Exercise directions: Quote the records below in full, exactly as given, with the images taken out.

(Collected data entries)
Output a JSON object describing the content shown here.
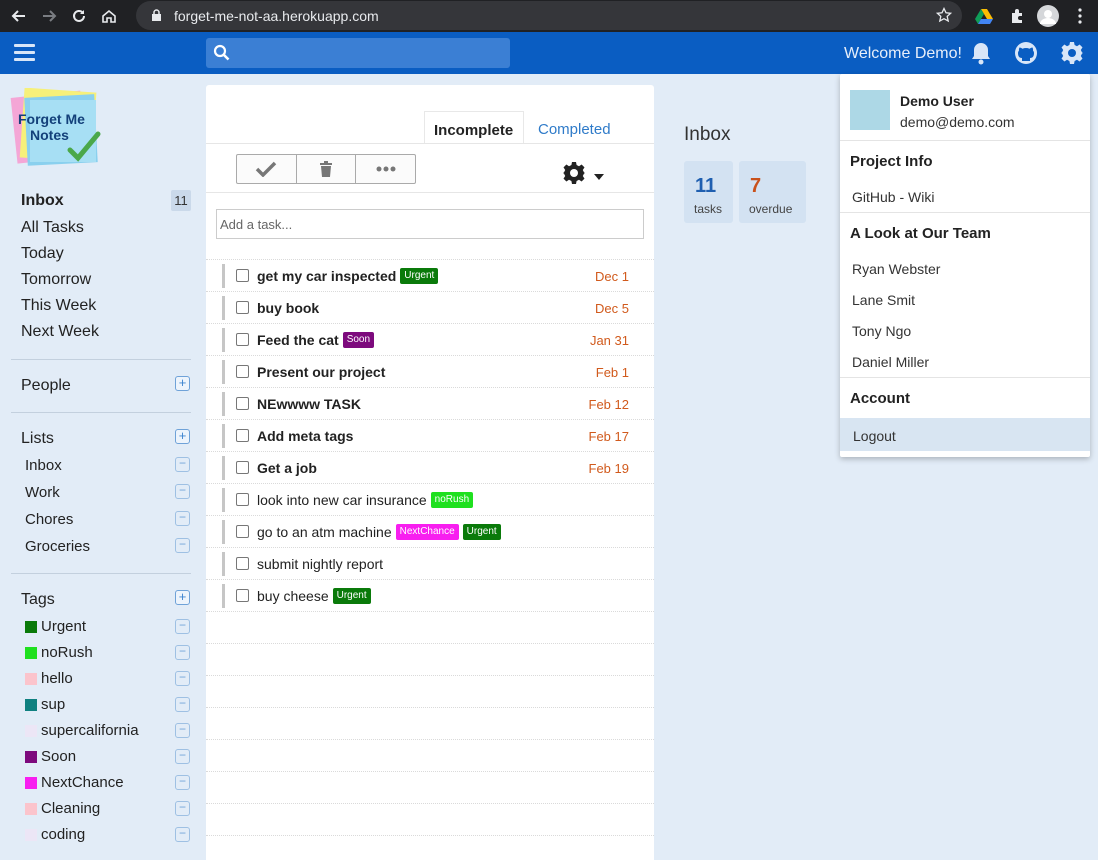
{
  "browser": {
    "url": "forget-me-not-aa.herokuapp.com"
  },
  "header": {
    "welcome": "Welcome Demo!",
    "search_placeholder": "",
    "colors": {
      "bar": "#0a5dc2",
      "search": "#3b7fd4"
    }
  },
  "logo": {
    "line1": "Forget Me",
    "line2": "Notes"
  },
  "sidebar": {
    "nav": [
      {
        "label": "Inbox",
        "count": "11"
      },
      {
        "label": "All Tasks"
      },
      {
        "label": "Today"
      },
      {
        "label": "Tomorrow"
      },
      {
        "label": "This Week"
      },
      {
        "label": "Next Week"
      }
    ],
    "people_label": "People",
    "lists_label": "Lists",
    "lists": [
      "Inbox",
      "Work",
      "Chores",
      "Groceries"
    ],
    "tags_label": "Tags",
    "tags": [
      {
        "name": "Urgent",
        "color": "#0a7a0a"
      },
      {
        "name": "noRush",
        "color": "#1fe01f"
      },
      {
        "name": "hello",
        "color": "#fbc4cc"
      },
      {
        "name": "sup",
        "color": "#0f8080"
      },
      {
        "name": "supercalifornia",
        "color": "#ece6f6"
      },
      {
        "name": "Soon",
        "color": "#7d0a7d"
      },
      {
        "name": "NextChance",
        "color": "#f81ef0"
      },
      {
        "name": "Cleaning",
        "color": "#fbc4cc"
      },
      {
        "name": "coding",
        "color": "#ece6f6"
      }
    ]
  },
  "tasks_panel": {
    "tabs": [
      "Incomplete",
      "Completed"
    ],
    "add_placeholder": "Add a task...",
    "tasks": [
      {
        "name": "get my car inspected",
        "bold": true,
        "tags": [
          {
            "label": "Urgent",
            "color": "#0a7a0a"
          }
        ],
        "due": "Dec 1"
      },
      {
        "name": "buy book",
        "bold": true,
        "tags": [],
        "due": "Dec 5"
      },
      {
        "name": "Feed the cat",
        "bold": true,
        "tags": [
          {
            "label": "Soon",
            "color": "#7d0a7d"
          }
        ],
        "due": "Jan 31"
      },
      {
        "name": "Present our project",
        "bold": true,
        "tags": [],
        "due": "Feb 1"
      },
      {
        "name": "NEwwww TASK",
        "bold": true,
        "tags": [],
        "due": "Feb 12"
      },
      {
        "name": "Add meta tags",
        "bold": true,
        "tags": [],
        "due": "Feb 17"
      },
      {
        "name": "Get a job",
        "bold": true,
        "tags": [],
        "due": "Feb 19"
      },
      {
        "name": "look into new car insurance",
        "bold": false,
        "tags": [
          {
            "label": "noRush",
            "color": "#1fe01f"
          }
        ],
        "due": ""
      },
      {
        "name": "go to an atm machine",
        "bold": false,
        "tags": [
          {
            "label": "NextChance",
            "color": "#f81ef0"
          },
          {
            "label": "Urgent",
            "color": "#0a7a0a"
          }
        ],
        "due": ""
      },
      {
        "name": "submit nightly report",
        "bold": false,
        "tags": [],
        "due": ""
      },
      {
        "name": "buy cheese",
        "bold": false,
        "tags": [
          {
            "label": "Urgent",
            "color": "#0a7a0a"
          }
        ],
        "due": ""
      }
    ]
  },
  "summary": {
    "title": "Inbox",
    "stats": [
      {
        "num": "11",
        "label": "tasks",
        "color": "#1f5fb0"
      },
      {
        "num": "7",
        "label": "overdue",
        "color": "#c9511b"
      }
    ]
  },
  "dropdown": {
    "user_name": "Demo User",
    "user_email": "demo@demo.com",
    "project_info": "Project Info",
    "project_link": "GitHub - Wiki",
    "team_header": "A Look at Our Team",
    "team": [
      "Ryan Webster",
      "Lane Smit",
      "Tony Ngo",
      "Daniel Miller"
    ],
    "account_header": "Account",
    "logout": "Logout"
  }
}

Solution for this problem:
Output a JSON object describing the content shown here.
{
  "browser": {
    "url": "forget-me-not-aa.herokuapp.com"
  },
  "header": {
    "welcome": "Welcome Demo!",
    "search_placeholder": "",
    "colors": {
      "bar": "#0a5dc2",
      "search": "#3b7fd4"
    }
  },
  "logo": {
    "line1": "Forget Me",
    "line2": "Notes"
  },
  "sidebar": {
    "nav": [
      {
        "label": "Inbox",
        "count": "11"
      },
      {
        "label": "All Tasks"
      },
      {
        "label": "Today"
      },
      {
        "label": "Tomorrow"
      },
      {
        "label": "This Week"
      },
      {
        "label": "Next Week"
      }
    ],
    "people_label": "People",
    "lists_label": "Lists",
    "lists": [
      "Inbox",
      "Work",
      "Chores",
      "Groceries"
    ],
    "tags_label": "Tags",
    "tags": [
      {
        "name": "Urgent",
        "color": "#0a7a0a"
      },
      {
        "name": "noRush",
        "color": "#1fe01f"
      },
      {
        "name": "hello",
        "color": "#fbc4cc"
      },
      {
        "name": "sup",
        "color": "#0f8080"
      },
      {
        "name": "supercalifornia",
        "color": "#ece6f6"
      },
      {
        "name": "Soon",
        "color": "#7d0a7d"
      },
      {
        "name": "NextChance",
        "color": "#f81ef0"
      },
      {
        "name": "Cleaning",
        "color": "#fbc4cc"
      },
      {
        "name": "coding",
        "color": "#ece6f6"
      }
    ]
  },
  "tasks_panel": {
    "tabs": [
      "Incomplete",
      "Completed"
    ],
    "add_placeholder": "Add a task...",
    "tasks": [
      {
        "name": "get my car inspected",
        "bold": true,
        "tags": [
          {
            "label": "Urgent",
            "color": "#0a7a0a"
          }
        ],
        "due": "Dec 1"
      },
      {
        "name": "buy book",
        "bold": true,
        "tags": [],
        "due": "Dec 5"
      },
      {
        "name": "Feed the cat",
        "bold": true,
        "tags": [
          {
            "label": "Soon",
            "color": "#7d0a7d"
          }
        ],
        "due": "Jan 31"
      },
      {
        "name": "Present our project",
        "bold": true,
        "tags": [],
        "due": "Feb 1"
      },
      {
        "name": "NEwwww TASK",
        "bold": true,
        "tags": [],
        "due": "Feb 12"
      },
      {
        "name": "Add meta tags",
        "bold": true,
        "tags": [],
        "due": "Feb 17"
      },
      {
        "name": "Get a job",
        "bold": true,
        "tags": [],
        "due": "Feb 19"
      },
      {
        "name": "look into new car insurance",
        "bold": false,
        "tags": [
          {
            "label": "noRush",
            "color": "#1fe01f"
          }
        ],
        "due": ""
      },
      {
        "name": "go to an atm machine",
        "bold": false,
        "tags": [
          {
            "label": "NextChance",
            "color": "#f81ef0"
          },
          {
            "label": "Urgent",
            "color": "#0a7a0a"
          }
        ],
        "due": ""
      },
      {
        "name": "submit nightly report",
        "bold": false,
        "tags": [],
        "due": ""
      },
      {
        "name": "buy cheese",
        "bold": false,
        "tags": [
          {
            "label": "Urgent",
            "color": "#0a7a0a"
          }
        ],
        "due": ""
      }
    ]
  },
  "summary": {
    "title": "Inbox",
    "stats": [
      {
        "num": "11",
        "label": "tasks",
        "color": "#1f5fb0"
      },
      {
        "num": "7",
        "label": "overdue",
        "color": "#c9511b"
      }
    ]
  },
  "dropdown": {
    "user_name": "Demo User",
    "user_email": "demo@demo.com",
    "project_info": "Project Info",
    "project_link": "GitHub - Wiki",
    "team_header": "A Look at Our Team",
    "team": [
      "Ryan Webster",
      "Lane Smit",
      "Tony Ngo",
      "Daniel Miller"
    ],
    "account_header": "Account",
    "logout": "Logout"
  }
}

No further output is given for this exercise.